• [PROBLEM DESCRIPTION]
From the records below, copy every line that contains the word "text".

[Dataset records]
--- BEGIN ---

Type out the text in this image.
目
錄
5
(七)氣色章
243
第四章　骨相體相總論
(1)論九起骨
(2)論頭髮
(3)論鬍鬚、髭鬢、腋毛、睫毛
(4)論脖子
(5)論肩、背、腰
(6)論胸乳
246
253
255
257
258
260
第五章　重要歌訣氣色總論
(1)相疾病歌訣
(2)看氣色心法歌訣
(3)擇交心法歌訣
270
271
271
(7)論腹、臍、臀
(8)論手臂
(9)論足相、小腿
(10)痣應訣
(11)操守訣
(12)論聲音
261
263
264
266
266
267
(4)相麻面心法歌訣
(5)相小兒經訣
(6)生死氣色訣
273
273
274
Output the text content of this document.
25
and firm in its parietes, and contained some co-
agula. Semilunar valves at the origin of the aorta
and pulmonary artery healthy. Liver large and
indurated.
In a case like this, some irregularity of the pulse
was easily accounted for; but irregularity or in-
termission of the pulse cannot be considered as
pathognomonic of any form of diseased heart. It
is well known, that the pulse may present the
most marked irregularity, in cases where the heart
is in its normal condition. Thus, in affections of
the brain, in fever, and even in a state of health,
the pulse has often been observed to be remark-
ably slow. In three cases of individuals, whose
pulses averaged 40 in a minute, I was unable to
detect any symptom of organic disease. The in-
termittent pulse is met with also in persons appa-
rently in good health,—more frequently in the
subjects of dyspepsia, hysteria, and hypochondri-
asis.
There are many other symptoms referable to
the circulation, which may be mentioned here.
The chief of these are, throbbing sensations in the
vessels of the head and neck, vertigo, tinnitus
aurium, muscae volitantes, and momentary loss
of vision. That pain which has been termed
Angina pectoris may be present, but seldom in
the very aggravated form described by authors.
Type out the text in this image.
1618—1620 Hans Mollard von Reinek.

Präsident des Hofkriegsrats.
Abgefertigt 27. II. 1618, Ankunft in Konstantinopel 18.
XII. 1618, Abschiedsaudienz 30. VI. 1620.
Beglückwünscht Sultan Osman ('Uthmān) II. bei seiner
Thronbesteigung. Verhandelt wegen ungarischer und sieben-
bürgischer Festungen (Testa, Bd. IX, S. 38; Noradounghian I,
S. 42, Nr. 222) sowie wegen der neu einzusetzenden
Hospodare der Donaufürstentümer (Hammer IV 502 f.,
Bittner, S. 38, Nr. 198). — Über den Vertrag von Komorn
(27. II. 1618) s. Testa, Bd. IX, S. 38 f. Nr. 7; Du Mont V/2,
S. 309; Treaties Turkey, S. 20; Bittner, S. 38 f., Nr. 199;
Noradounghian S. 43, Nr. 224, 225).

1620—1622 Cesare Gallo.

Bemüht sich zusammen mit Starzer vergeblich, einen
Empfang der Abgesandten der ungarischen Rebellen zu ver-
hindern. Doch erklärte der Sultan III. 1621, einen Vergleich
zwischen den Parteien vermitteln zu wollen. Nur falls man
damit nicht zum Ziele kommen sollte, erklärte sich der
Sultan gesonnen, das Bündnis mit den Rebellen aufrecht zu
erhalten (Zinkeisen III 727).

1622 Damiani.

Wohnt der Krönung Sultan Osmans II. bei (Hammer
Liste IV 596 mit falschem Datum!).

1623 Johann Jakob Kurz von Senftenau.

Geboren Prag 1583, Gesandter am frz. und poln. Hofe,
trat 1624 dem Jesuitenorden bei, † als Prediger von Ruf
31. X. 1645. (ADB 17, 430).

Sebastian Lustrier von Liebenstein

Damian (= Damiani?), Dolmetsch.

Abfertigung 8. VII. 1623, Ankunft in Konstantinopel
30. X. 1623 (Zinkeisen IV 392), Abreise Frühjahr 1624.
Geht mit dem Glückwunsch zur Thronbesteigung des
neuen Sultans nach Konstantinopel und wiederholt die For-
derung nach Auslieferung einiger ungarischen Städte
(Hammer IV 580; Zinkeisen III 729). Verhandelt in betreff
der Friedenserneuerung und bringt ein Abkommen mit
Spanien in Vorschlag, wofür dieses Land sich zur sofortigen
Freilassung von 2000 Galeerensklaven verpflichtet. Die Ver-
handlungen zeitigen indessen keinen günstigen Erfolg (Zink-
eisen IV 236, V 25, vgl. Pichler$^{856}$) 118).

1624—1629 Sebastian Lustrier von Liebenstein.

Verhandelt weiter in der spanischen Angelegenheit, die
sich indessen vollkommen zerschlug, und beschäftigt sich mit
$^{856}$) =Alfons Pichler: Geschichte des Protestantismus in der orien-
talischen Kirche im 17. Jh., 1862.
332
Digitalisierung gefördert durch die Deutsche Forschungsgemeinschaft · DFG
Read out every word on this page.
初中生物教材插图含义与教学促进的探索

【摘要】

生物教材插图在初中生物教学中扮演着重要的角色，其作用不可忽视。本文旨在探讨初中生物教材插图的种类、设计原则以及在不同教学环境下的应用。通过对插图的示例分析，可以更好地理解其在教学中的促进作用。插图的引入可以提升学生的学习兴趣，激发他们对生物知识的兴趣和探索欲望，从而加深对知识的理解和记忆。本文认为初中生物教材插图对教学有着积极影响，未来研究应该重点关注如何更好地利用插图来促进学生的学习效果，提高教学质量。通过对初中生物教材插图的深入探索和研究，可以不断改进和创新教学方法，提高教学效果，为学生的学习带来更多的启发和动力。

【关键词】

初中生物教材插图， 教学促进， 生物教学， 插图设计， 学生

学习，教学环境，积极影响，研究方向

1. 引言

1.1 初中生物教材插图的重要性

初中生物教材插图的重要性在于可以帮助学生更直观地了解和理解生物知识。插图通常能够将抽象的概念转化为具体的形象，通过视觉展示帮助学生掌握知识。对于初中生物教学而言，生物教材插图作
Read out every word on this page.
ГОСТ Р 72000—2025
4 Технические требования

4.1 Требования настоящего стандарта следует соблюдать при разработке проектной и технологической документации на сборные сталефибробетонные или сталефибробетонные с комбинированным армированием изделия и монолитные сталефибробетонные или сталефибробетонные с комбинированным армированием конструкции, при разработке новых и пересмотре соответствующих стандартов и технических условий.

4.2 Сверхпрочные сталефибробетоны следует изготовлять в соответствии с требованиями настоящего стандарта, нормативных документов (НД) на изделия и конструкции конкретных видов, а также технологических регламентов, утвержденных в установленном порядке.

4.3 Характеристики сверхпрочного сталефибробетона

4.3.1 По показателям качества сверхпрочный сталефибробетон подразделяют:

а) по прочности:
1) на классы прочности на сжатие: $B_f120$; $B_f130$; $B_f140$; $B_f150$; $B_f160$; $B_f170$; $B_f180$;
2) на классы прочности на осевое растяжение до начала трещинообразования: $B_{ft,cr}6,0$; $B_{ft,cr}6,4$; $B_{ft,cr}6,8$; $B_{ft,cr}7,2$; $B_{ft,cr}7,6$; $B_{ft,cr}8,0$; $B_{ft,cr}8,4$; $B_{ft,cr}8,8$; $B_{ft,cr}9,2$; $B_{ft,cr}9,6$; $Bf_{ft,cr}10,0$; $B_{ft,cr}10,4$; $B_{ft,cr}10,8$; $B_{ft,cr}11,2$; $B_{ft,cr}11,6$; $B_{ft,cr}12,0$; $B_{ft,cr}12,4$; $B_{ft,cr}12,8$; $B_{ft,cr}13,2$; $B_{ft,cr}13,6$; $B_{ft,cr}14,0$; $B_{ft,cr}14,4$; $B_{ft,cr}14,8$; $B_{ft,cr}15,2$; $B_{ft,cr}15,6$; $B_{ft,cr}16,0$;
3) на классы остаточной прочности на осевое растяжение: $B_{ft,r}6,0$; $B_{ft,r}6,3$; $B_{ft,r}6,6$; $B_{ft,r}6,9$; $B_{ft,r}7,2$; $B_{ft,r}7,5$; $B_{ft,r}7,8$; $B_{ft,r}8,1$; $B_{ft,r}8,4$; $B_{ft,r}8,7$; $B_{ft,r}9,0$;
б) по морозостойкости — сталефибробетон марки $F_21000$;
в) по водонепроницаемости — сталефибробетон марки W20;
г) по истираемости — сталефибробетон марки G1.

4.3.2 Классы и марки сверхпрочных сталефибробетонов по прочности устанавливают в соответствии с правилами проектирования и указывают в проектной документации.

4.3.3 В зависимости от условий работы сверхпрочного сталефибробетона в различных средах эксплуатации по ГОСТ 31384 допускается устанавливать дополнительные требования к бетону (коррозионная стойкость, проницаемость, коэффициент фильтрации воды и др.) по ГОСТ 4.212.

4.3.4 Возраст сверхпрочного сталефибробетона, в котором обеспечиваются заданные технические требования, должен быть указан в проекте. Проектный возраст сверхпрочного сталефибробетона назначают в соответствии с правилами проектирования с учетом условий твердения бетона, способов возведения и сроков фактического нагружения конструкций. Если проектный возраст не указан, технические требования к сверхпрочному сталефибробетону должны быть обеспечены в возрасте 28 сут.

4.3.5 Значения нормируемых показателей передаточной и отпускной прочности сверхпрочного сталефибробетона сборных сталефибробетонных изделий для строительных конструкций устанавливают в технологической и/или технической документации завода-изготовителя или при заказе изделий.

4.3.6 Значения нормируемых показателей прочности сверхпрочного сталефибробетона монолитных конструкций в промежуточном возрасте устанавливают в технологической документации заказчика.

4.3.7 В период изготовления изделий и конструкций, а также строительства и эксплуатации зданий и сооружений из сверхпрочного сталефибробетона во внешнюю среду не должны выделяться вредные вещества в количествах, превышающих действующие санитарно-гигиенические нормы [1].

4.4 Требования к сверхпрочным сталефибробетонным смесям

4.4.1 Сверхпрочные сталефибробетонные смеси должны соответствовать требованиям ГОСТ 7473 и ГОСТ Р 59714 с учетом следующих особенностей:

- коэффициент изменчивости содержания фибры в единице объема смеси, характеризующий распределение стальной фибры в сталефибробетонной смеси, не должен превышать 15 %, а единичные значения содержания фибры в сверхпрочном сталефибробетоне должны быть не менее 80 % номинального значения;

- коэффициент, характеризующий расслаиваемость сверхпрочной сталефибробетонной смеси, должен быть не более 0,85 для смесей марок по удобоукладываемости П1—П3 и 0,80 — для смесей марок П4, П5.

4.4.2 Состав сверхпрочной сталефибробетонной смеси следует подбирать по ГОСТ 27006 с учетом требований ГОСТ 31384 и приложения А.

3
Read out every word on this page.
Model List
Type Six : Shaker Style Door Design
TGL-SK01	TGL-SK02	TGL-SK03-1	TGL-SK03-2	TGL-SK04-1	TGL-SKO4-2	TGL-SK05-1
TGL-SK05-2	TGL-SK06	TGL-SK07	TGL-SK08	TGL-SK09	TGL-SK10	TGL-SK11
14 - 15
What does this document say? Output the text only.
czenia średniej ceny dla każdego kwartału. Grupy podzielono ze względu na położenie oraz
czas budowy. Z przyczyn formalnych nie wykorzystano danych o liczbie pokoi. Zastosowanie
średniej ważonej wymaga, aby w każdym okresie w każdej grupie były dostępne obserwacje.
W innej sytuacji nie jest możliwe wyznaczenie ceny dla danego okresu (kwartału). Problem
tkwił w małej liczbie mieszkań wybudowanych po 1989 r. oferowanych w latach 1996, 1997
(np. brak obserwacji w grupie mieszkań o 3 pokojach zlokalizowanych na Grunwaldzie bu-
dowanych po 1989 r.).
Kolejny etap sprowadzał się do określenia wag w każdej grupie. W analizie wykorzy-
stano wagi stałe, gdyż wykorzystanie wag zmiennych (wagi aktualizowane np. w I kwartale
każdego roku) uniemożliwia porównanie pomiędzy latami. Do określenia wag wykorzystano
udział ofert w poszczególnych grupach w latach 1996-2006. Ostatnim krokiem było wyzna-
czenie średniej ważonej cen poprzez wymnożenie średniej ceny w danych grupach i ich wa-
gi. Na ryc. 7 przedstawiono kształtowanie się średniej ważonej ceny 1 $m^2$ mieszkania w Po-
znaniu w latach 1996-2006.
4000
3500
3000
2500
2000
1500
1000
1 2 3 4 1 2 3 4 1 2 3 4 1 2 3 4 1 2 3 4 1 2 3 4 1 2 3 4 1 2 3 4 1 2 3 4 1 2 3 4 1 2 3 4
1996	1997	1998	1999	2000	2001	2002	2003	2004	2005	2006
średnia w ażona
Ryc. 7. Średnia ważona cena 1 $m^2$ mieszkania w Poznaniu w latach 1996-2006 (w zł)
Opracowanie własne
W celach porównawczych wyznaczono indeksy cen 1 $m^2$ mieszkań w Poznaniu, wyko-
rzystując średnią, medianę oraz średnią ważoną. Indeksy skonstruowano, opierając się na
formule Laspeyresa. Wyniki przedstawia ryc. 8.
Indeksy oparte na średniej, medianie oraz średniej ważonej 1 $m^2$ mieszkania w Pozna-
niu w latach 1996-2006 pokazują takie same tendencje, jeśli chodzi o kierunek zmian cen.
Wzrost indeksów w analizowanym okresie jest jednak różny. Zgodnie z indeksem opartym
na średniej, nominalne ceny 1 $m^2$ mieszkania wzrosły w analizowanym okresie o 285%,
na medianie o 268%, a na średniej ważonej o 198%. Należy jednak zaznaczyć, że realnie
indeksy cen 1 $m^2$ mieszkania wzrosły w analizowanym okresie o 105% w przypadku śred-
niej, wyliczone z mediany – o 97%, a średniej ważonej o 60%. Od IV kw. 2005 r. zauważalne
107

--- END ---

• [SOLVED PROBLEM]
Type out the text in this image.
Output the text content of this document.
Type out the text in this image.
What does this document say? Output the text only.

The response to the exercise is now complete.